* Extracted records
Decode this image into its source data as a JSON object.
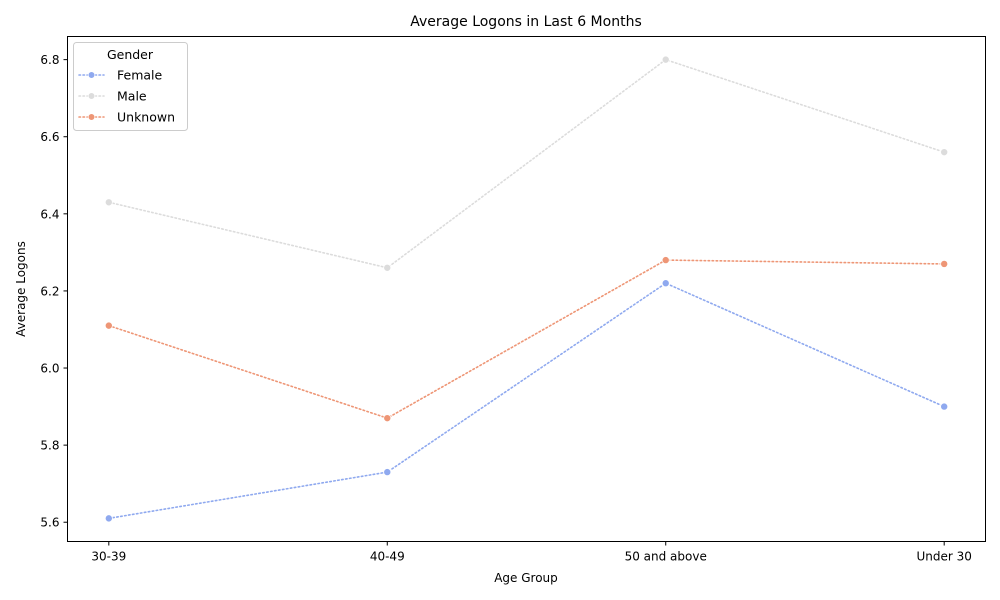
{
  "chart_data": {
    "type": "line",
    "title": "Average Logons in Last 6 Months",
    "xlabel": "Age Group",
    "ylabel": "Average Logons",
    "categories": [
      "30-39",
      "40-49",
      "50 and above",
      "Under 30"
    ],
    "ylim": [
      5.55,
      6.86
    ],
    "yticks": [
      5.6,
      5.8,
      6.0,
      6.2,
      6.4,
      6.6,
      6.8
    ],
    "ytick_labels": [
      "5.6",
      "5.8",
      "6.0",
      "6.2",
      "6.4",
      "6.6",
      "6.8"
    ],
    "grid": false,
    "legend": {
      "title": "Gender",
      "placement": "upper-left"
    },
    "line_style": "dotted",
    "marker": "circle",
    "series": [
      {
        "name": "Female",
        "values": [
          5.61,
          5.73,
          6.22,
          5.9
        ],
        "color": "#8fa9ef"
      },
      {
        "name": "Male",
        "values": [
          6.43,
          6.26,
          6.8,
          6.56
        ],
        "color": "#dcdcdc"
      },
      {
        "name": "Unknown",
        "values": [
          6.11,
          5.87,
          6.28,
          6.27
        ],
        "color": "#ee9676"
      }
    ]
  }
}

* What the task asks
Of all the lines above, how many contain the word "Average"? Answer with only the number.

* Full answer
2